#### [Task brief]
Copy out every line in the entries below that includes "Expected".

#### [Supplied data]
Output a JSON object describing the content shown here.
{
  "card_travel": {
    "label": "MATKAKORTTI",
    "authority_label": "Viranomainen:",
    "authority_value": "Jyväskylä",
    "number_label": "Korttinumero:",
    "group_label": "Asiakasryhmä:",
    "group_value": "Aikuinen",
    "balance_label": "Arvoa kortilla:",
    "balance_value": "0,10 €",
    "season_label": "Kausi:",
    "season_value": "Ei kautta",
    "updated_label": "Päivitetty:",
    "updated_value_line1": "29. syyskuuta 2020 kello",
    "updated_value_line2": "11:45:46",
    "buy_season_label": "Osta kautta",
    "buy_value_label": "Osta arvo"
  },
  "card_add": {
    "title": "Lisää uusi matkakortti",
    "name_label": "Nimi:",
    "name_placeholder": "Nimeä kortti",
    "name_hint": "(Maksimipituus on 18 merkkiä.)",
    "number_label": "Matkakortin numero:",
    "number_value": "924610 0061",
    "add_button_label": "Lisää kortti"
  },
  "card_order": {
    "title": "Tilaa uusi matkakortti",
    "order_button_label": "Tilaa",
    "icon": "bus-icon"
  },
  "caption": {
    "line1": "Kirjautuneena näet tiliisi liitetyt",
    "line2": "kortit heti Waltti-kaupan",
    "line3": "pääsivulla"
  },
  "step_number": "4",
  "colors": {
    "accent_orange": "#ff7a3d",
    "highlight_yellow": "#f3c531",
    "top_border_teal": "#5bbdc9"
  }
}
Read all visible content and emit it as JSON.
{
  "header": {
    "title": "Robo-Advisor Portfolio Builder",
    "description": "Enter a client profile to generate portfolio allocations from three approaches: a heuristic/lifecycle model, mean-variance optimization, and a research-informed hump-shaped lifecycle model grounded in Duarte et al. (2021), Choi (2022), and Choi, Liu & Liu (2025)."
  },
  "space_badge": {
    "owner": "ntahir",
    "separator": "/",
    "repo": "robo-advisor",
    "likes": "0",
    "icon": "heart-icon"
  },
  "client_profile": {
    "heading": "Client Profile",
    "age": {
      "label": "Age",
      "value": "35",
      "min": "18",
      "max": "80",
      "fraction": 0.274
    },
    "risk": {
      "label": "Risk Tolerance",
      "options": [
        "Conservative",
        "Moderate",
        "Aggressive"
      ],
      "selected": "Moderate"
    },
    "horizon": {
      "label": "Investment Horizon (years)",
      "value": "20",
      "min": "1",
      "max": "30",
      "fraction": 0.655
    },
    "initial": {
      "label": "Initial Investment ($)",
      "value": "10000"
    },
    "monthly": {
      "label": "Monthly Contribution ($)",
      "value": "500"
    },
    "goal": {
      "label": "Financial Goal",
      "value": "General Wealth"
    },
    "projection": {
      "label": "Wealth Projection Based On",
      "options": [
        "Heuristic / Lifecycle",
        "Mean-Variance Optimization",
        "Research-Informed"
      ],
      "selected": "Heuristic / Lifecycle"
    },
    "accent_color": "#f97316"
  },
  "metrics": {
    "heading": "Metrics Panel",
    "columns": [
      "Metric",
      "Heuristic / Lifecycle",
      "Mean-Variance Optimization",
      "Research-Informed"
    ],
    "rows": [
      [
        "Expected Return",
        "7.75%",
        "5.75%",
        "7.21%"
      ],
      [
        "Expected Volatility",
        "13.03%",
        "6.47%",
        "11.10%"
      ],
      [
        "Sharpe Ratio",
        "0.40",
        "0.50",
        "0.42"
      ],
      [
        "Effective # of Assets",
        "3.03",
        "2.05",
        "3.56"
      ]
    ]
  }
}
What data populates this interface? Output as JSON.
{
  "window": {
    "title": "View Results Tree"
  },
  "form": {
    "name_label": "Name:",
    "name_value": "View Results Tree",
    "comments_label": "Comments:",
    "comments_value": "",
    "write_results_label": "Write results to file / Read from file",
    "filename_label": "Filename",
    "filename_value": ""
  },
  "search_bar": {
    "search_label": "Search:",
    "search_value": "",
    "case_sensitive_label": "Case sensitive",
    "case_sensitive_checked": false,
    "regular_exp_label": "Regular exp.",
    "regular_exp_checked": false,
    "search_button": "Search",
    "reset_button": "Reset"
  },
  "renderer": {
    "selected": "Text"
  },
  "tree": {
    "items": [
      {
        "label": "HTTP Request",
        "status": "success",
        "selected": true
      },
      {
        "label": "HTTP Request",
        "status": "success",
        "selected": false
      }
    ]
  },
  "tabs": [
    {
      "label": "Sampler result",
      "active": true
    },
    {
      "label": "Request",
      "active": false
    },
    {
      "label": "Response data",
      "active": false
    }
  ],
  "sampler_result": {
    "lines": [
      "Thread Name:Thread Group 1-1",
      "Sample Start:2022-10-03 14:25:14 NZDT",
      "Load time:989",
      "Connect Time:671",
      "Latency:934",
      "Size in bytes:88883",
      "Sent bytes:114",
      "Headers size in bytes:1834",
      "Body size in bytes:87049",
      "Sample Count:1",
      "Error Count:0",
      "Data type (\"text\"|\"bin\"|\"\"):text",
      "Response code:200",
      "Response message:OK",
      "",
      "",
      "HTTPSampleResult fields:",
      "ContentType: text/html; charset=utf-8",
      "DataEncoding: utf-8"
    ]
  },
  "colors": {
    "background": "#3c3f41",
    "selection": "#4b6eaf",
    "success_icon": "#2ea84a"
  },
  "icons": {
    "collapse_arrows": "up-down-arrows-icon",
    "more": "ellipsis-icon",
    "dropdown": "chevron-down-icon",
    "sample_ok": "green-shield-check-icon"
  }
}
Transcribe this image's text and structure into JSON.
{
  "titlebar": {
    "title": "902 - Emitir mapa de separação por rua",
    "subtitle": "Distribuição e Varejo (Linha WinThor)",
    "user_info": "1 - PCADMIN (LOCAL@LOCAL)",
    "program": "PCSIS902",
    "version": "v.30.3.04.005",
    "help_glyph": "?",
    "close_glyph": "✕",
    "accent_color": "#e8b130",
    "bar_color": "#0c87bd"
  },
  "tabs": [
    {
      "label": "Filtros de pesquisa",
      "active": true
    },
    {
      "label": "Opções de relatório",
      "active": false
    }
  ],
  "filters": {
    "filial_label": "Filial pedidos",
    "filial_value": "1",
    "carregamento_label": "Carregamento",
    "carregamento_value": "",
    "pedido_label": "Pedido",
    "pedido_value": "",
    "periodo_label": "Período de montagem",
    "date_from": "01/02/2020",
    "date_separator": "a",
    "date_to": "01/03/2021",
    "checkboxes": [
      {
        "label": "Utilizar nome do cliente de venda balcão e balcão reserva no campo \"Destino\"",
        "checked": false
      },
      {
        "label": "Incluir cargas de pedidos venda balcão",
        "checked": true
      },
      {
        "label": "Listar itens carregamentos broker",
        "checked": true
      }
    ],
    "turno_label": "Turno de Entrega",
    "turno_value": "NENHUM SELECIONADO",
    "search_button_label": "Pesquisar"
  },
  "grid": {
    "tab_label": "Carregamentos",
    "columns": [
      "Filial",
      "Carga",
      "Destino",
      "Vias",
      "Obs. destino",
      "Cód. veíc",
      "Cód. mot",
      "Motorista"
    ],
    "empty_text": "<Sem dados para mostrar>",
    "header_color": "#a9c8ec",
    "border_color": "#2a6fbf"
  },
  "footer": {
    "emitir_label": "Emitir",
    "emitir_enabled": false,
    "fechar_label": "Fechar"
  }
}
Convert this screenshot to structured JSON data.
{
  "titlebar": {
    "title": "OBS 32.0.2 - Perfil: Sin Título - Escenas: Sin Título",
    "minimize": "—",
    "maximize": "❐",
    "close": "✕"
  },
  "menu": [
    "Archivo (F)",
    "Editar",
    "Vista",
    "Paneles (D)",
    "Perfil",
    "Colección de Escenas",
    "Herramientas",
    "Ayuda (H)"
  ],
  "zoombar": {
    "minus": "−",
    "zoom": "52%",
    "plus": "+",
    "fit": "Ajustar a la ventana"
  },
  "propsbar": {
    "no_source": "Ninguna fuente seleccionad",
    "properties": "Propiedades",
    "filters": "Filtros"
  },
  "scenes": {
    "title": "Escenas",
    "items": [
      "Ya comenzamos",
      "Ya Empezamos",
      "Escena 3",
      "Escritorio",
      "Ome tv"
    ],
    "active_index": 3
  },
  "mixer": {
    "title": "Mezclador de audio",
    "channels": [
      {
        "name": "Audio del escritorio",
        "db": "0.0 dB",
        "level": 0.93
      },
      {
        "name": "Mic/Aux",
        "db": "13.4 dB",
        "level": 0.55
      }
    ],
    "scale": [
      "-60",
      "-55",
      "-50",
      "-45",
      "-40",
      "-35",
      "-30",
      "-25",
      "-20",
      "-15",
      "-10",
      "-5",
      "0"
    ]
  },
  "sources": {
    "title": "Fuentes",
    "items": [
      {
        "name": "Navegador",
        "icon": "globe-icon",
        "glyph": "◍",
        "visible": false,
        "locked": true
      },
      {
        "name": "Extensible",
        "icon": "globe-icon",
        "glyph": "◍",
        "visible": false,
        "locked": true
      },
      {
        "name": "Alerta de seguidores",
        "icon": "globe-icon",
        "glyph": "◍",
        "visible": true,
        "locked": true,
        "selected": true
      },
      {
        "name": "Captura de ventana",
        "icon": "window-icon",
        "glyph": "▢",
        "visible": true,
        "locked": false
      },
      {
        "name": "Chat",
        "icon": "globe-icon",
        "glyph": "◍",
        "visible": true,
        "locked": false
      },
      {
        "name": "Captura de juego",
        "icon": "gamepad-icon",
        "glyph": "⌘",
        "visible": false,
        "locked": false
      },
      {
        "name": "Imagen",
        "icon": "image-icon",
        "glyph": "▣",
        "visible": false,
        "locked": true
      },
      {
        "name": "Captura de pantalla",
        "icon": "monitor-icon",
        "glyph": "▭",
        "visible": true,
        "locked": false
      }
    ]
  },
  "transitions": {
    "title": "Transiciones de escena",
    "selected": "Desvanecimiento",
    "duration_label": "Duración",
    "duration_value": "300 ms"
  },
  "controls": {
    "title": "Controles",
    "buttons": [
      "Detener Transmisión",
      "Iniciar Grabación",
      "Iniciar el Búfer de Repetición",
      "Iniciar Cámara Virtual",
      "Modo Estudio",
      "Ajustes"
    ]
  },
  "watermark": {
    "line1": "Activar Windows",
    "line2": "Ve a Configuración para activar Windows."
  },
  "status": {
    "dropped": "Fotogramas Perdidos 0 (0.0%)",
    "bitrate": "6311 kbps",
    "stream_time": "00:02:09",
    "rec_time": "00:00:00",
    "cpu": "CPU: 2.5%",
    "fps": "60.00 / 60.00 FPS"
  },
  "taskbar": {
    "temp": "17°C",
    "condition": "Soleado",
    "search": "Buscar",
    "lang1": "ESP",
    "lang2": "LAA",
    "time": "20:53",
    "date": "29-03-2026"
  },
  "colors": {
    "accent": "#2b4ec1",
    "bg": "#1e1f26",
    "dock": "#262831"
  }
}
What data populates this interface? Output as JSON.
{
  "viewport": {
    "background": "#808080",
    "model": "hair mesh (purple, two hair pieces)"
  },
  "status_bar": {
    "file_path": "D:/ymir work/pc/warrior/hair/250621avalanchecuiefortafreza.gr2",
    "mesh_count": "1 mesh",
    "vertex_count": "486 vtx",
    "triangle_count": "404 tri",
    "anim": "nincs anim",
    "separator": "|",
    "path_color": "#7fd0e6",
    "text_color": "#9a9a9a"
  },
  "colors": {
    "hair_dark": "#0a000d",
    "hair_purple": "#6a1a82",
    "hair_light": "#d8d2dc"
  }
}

#### [Exercise response]
        "Expected Return",
        "Expected Volatility",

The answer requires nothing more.